• What is needed: Restate the entries below verbatim.

• Figure record extracts:
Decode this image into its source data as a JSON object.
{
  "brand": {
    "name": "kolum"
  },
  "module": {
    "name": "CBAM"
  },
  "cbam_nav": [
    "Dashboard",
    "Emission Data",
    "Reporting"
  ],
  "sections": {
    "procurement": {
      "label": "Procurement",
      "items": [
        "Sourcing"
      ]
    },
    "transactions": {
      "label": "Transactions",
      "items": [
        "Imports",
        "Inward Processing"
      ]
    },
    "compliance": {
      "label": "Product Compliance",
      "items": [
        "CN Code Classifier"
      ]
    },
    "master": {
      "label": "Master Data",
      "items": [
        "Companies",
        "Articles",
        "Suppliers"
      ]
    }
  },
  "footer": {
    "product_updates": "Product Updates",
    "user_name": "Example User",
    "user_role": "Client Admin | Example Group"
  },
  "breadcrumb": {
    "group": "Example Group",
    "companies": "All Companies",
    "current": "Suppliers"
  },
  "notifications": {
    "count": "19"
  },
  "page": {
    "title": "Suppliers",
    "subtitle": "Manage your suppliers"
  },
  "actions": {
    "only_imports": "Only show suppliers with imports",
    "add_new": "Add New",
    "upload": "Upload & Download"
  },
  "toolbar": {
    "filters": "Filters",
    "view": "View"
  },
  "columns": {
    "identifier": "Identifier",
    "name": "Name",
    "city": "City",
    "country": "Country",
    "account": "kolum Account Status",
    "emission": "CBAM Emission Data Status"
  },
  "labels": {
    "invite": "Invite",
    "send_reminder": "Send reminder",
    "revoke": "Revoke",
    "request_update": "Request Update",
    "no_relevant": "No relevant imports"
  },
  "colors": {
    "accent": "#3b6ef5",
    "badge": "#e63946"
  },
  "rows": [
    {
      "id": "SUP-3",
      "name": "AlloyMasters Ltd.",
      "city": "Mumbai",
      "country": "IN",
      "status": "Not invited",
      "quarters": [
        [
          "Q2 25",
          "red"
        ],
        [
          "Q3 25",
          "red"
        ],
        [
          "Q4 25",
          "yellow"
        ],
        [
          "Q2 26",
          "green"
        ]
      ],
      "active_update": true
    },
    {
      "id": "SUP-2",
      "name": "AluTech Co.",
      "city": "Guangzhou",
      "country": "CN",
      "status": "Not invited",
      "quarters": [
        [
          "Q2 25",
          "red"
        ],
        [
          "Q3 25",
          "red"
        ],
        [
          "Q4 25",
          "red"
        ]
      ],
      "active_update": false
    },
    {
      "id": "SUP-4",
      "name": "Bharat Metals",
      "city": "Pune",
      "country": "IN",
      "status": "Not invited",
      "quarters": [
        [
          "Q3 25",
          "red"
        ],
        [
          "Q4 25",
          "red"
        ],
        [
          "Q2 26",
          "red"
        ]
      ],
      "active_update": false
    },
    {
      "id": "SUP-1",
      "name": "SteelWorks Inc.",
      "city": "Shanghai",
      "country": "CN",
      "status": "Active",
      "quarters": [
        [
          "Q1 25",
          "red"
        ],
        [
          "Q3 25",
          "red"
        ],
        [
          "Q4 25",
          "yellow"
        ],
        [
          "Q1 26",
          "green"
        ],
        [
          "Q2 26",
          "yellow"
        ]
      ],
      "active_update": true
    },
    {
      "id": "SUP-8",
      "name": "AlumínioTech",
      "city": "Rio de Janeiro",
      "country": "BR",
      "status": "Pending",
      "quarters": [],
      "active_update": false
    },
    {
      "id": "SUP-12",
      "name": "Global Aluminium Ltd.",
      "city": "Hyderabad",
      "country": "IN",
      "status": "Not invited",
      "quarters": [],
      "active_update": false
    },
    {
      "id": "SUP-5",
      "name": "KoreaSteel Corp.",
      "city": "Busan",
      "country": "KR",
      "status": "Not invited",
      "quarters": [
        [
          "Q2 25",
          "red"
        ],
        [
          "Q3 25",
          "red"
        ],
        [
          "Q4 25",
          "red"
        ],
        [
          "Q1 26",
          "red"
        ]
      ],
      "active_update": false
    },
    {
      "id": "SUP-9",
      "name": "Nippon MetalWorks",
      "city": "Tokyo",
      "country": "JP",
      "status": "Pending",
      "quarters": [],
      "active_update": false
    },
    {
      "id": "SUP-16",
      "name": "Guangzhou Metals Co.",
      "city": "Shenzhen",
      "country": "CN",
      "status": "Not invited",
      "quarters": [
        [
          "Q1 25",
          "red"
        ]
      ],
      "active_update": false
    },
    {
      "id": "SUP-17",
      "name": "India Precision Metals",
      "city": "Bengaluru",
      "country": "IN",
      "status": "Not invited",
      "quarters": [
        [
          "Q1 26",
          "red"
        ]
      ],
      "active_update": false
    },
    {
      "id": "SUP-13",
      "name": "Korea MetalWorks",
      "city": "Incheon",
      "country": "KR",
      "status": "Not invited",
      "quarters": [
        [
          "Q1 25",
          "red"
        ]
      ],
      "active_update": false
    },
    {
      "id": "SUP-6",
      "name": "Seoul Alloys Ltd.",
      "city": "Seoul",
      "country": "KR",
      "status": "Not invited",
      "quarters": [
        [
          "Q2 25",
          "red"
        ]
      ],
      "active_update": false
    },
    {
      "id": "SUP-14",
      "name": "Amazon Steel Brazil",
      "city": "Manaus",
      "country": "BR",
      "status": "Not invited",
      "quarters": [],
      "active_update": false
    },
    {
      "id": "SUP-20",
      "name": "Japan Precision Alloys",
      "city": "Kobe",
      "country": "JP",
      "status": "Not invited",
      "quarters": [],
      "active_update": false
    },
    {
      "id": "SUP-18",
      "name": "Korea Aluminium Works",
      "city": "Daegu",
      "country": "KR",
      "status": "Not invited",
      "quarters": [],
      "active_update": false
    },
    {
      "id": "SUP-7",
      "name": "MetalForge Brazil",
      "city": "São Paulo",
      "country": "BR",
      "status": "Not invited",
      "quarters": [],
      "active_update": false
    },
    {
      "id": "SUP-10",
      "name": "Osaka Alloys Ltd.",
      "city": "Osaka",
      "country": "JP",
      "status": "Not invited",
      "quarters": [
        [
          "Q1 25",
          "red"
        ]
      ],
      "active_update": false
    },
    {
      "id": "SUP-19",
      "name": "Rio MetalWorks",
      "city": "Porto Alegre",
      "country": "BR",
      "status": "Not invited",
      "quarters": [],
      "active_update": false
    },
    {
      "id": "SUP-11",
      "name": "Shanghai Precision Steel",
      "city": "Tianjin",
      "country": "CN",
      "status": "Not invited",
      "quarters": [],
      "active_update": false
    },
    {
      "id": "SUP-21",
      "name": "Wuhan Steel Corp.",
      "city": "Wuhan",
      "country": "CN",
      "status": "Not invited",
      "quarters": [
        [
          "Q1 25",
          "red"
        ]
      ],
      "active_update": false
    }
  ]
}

• Task response:
Decode this image into its source data as a JSON object.
{
  "brand": {
    "name": "kolum"
  },
  "module": {
    "name": "CBAM"
  },
  "cbam_nav": [
    "Dashboard",
    "Emission Data",
    "Reporting"
  ],
  "sections": {
    "procurement": {
      "label": "Procurement",
      "items": [
        "Sourcing"
      ]
    },
    "transactions": {
      "label": "Transactions",
      "items": [
        "Imports",
        "Inward Processing"
      ]
    },
    "compliance": {
      "label": "Product Compliance",
      "items": [
        "CN Code Classifier"
      ]
    },
    "master": {
      "label": "Master Data",
      "items": [
        "Companies",
        "Articles",
        "Suppliers"
      ]
    }
  },
  "footer": {
    "product_updates": "Product Updates",
    "user_name": "Example User",
    "user_role": "Client Admin | Example Group"
  },
  "breadcrumb": {
    "group": "Example Group",
    "companies": "All Companies",
    "current": "Suppliers"
  },
  "notifications": {
    "count": "19"
  },
  "page": {
    "title": "Suppliers",
    "subtitle": "Manage your suppliers"
  },
  "actions": {
    "only_imports": "Only show suppliers with imports",
    "add_new": "Add New",
    "upload": "Upload & Download"
  },
  "toolbar": {
    "filters": "Filters",
    "view": "View"
  },
  "columns": {
    "identifier": "Identifier",
    "name": "Name",
    "city": "City",
    "country": "Country",
    "account": "kolum Account Status",
    "emission": "CBAM Emission Data Status"
  },
  "labels": {
    "invite": "Invite",
    "send_reminder": "Send reminder",
    "revoke": "Revoke",
    "request_update": "Request Update",
    "no_relevant": "No relevant imports"
  },
  "colors": {
    "accent": "#3b6ef5",
    "badge": "#e63946"
  },
  "rows": [
    {
      "id": "SUP-3",
      "name": "AlloyMasters Ltd.",
      "city": "Mumbai",
      "country": "IN",
      "status": "Not invited",
      "quarters": [
        [
          "Q2 25",
          "red"
        ],
        [
          "Q3 25",
          "red"
        ],
        [
          "Q4 25",
          "yellow"
        ],
        [
          "Q2 26",
          "green"
        ]
      ],
      "active_update": true
    },
    {
      "id": "SUP-2",
      "name": "AluTech Co.",
      "city": "Guangzhou",
      "country": "CN",
      "status": "Not invited",
      "quarters": [
        [
          "Q2 25",
          "red"
        ],
        [
          "Q3 25",
          "red"
        ],
        [
          "Q4 25",
          "red"
        ]
      ],
      "active_update": false
    },
    {
      "id": "SUP-4",
      "name": "Bharat Metals",
      "city": "Pune",
      "country": "IN",
      "status": "Not invited",
      "quarters": [
        [
          "Q3 25",
          "red"
        ],
        [
          "Q4 25",
          "red"
        ],
        [
          "Q2 26",
          "red"
        ]
      ],
      "active_update": false
    },
    {
      "id": "SUP-1",
      "name": "SteelWorks Inc.",
      "city": "Shanghai",
      "country": "CN",
      "status": "Active",
      "quarters": [
        [
          "Q1 25",
          "red"
        ],
        [
          "Q3 25",
          "red"
        ],
        [
          "Q4 25",
          "yellow"
        ],
        [
          "Q1 26",
          "green"
        ],
        [
          "Q2 26",
          "yellow"
        ]
      ],
      "active_update": true
    },
    {
      "id": "SUP-8",
      "name": "AlumínioTech",
      "city": "Rio de Janeiro",
      "country": "BR",
      "status": "Pending",
      "quarters": [],
      "active_update": false
    },
    {
      "id": "SUP-12",
      "name": "Global Aluminium Ltd.",
      "city": "Hyderabad",
      "country": "IN",
      "status": "Not invited",
      "quarters": [],
      "active_update": false
    },
    {
      "id": "SUP-5",
      "name": "KoreaSteel Corp.",
      "city": "Busan",
      "country": "KR",
      "status": "Not invited",
      "quarters": [
        [
          "Q2 25",
          "red"
        ],
        [
          "Q3 25",
          "red"
        ],
        [
          "Q4 25",
          "red"
        ],
        [
          "Q1 26",
          "red"
        ]
      ],
      "active_update": false
    },
    {
      "id": "SUP-9",
      "name": "Nippon MetalWorks",
      "city": "Tokyo",
      "country": "JP",
      "status": "Pending",
      "quarters": [],
      "active_update": false
    },
    {
      "id": "SUP-16",
      "name": "Guangzhou Metals Co.",
      "city": "Shenzhen",
      "country": "CN",
      "status": "Not invited",
      "quarters": [
        [
          "Q1 25",
          "red"
        ]
      ],
      "active_update": false
    },
    {
      "id": "SUP-17",
      "name": "India Precision Metals",
      "city": "Bengaluru",
      "country": "IN",
      "status": "Not invited",
      "quarters": [
        [
          "Q1 26",
          "red"
        ]
      ],
      "active_update": false
    },
    {
      "id": "SUP-13",
      "name": "Korea MetalWorks",
      "city": "Incheon",
      "country": "KR",
      "status": "Not invited",
      "quarters": [
        [
          "Q1 25",
          "red"
        ]
      ],
      "active_update": false
    },
    {
      "id": "SUP-6",
      "name": "Seoul Alloys Ltd.",
      "city": "Seoul",
      "country": "KR",
      "status": "Not invited",
      "quarters": [
        [
          "Q2 25",
          "red"
        ]
      ],
      "active_update": false
    },
    {
      "id": "SUP-14",
      "name": "Amazon Steel Brazil",
      "city": "Manaus",
      "country": "BR",
      "status": "Not invited",
      "quarters": [],
      "active_update": false
    },
    {
      "id": "SUP-20",
      "name": "Japan Precision Alloys",
      "city": "Kobe",
      "country": "JP",
      "status": "Not invited",
      "quarters": [],
      "active_update": false
    },
    {
      "id": "SUP-18",
      "name": "Korea Aluminium Works",
      "city": "Daegu",
      "country": "KR",
      "status": "Not invited",
      "quarters": [],
      "active_update": false
    },
    {
      "id": "SUP-7",
      "name": "MetalForge Brazil",
      "city": "São Paulo",
      "country": "BR",
      "status": "Not invited",
      "quarters": [],
      "active_update": false
    },
    {
      "id": "SUP-10",
      "name": "Osaka Alloys Ltd.",
      "city": "Osaka",
      "country": "JP",
      "status": "Not invited",
      "quarters": [
        [
          "Q1 25",
          "red"
        ]
      ],
      "active_update": false
    },
    {
      "id": "SUP-19",
      "name": "Rio MetalWorks",
      "city": "Porto Alegre",
      "country": "BR",
      "status": "Not invited",
      "quarters": [],
      "active_update": false
    },
    {
      "id": "SUP-11",
      "name": "Shanghai Precision Steel",
      "city": "Tianjin",
      "country": "CN",
      "status": "Not invited",
      "quarters": [],
      "active_update": false
    },
    {
      "id": "SUP-21",
      "name": "Wuhan Steel Corp.",
      "city": "Wuhan",
      "country": "CN",
      "status": "Not invited",
      "quarters": [
        [
          "Q1 25",
          "red"
        ]
      ],
      "active_update": false
    }
  ]
}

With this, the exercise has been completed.